Leave out the pictures and repeat everything else in the records exactly.

+ + +

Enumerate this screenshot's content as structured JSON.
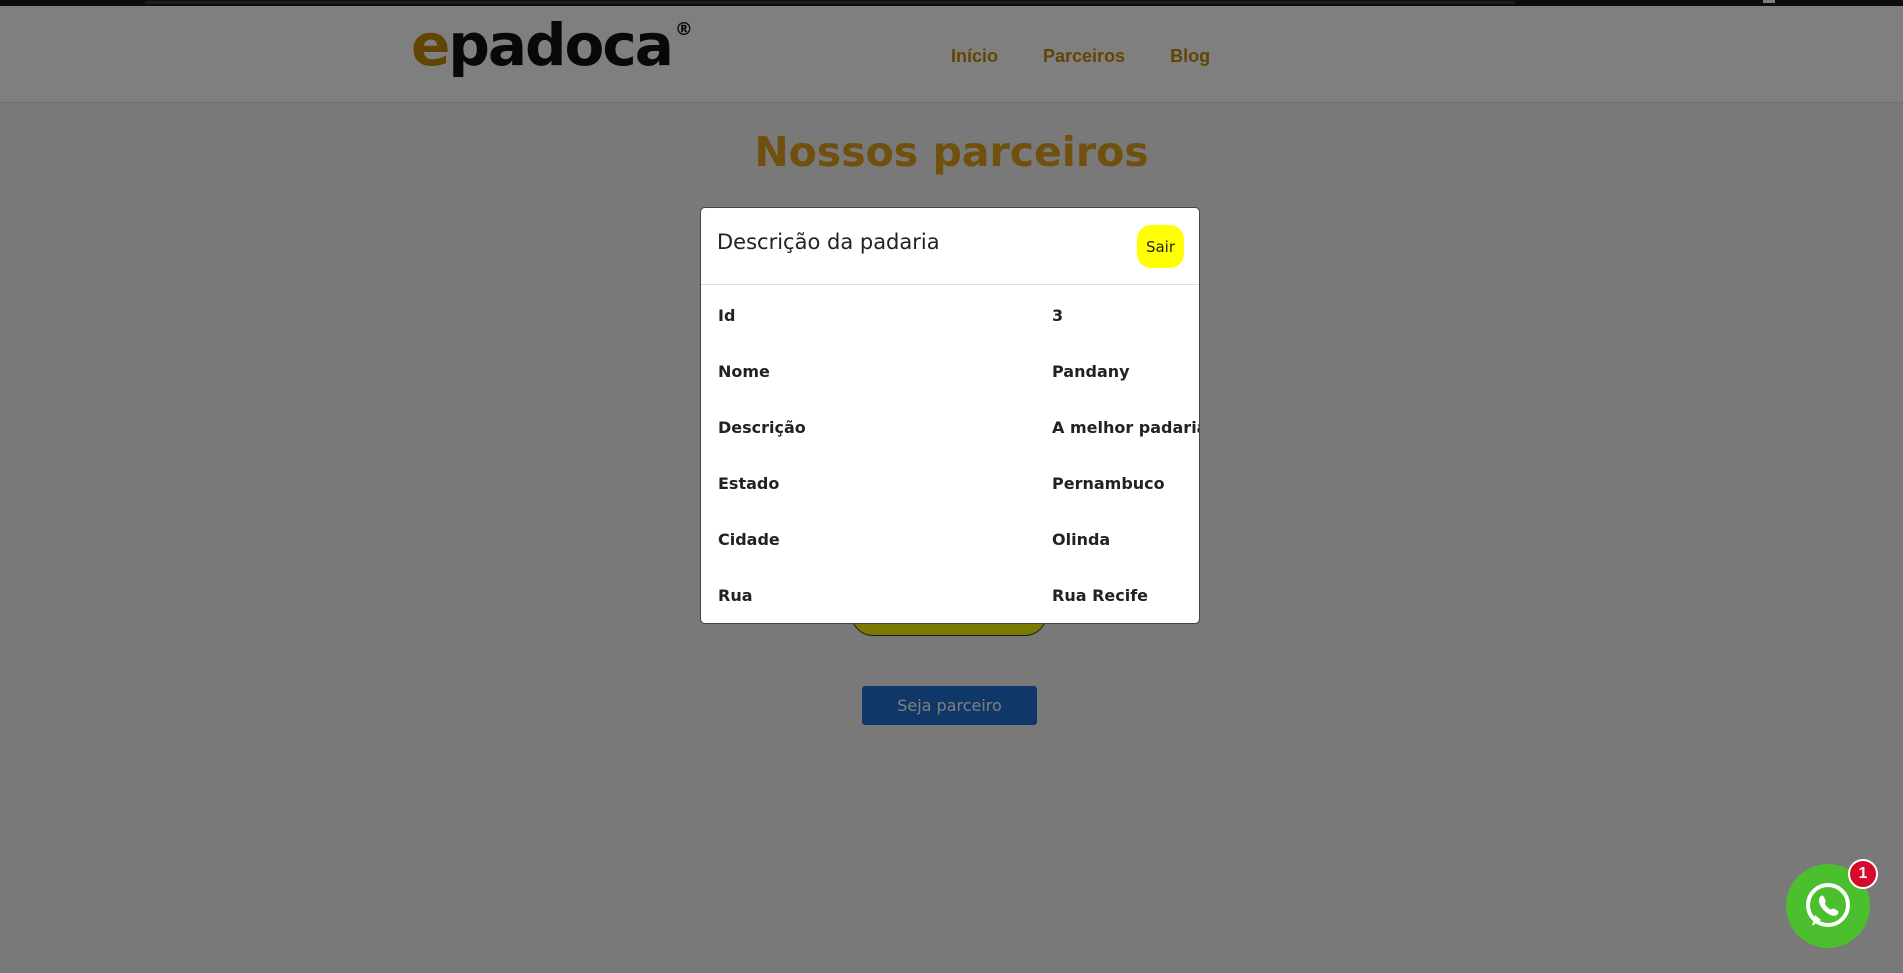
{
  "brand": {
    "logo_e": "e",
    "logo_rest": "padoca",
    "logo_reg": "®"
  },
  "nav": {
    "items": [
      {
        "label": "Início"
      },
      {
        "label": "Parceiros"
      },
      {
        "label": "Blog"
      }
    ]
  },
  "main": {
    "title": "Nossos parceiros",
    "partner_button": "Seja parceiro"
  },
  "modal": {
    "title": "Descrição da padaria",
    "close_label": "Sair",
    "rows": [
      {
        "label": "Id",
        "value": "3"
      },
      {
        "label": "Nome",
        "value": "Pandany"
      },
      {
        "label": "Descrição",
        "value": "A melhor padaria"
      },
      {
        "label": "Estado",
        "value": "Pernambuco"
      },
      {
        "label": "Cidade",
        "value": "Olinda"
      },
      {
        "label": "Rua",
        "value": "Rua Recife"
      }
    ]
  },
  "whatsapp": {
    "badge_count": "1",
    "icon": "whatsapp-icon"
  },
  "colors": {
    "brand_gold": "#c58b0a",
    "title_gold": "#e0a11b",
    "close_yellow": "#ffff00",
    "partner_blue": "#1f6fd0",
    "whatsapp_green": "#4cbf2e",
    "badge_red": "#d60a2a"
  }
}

+ + +

● **COMPLETE RESPONSE**:
Enumerate this screenshot's content as structured JSON.
{
  "brand": {
    "logo_e": "e",
    "logo_rest": "padoca",
    "logo_reg": "®"
  },
  "nav": {
    "items": [
      {
        "label": "Início"
      },
      {
        "label": "Parceiros"
      },
      {
        "label": "Blog"
      }
    ]
  },
  "main": {
    "title": "Nossos parceiros",
    "partner_button": "Seja parceiro"
  },
  "modal": {
    "title": "Descrição da padaria",
    "close_label": "Sair",
    "rows": [
      {
        "label": "Id",
        "value": "3"
      },
      {
        "label": "Nome",
        "value": "Pandany"
      },
      {
        "label": "Descrição",
        "value": "A melhor padaria"
      },
      {
        "label": "Estado",
        "value": "Pernambuco"
      },
      {
        "label": "Cidade",
        "value": "Olinda"
      },
      {
        "label": "Rua",
        "value": "Rua Recife"
      }
    ]
  },
  "whatsapp": {
    "badge_count": "1",
    "icon": "whatsapp-icon"
  },
  "colors": {
    "brand_gold": "#c58b0a",
    "title_gold": "#e0a11b",
    "close_yellow": "#ffff00",
    "partner_blue": "#1f6fd0",
    "whatsapp_green": "#4cbf2e",
    "badge_red": "#d60a2a"
  }
}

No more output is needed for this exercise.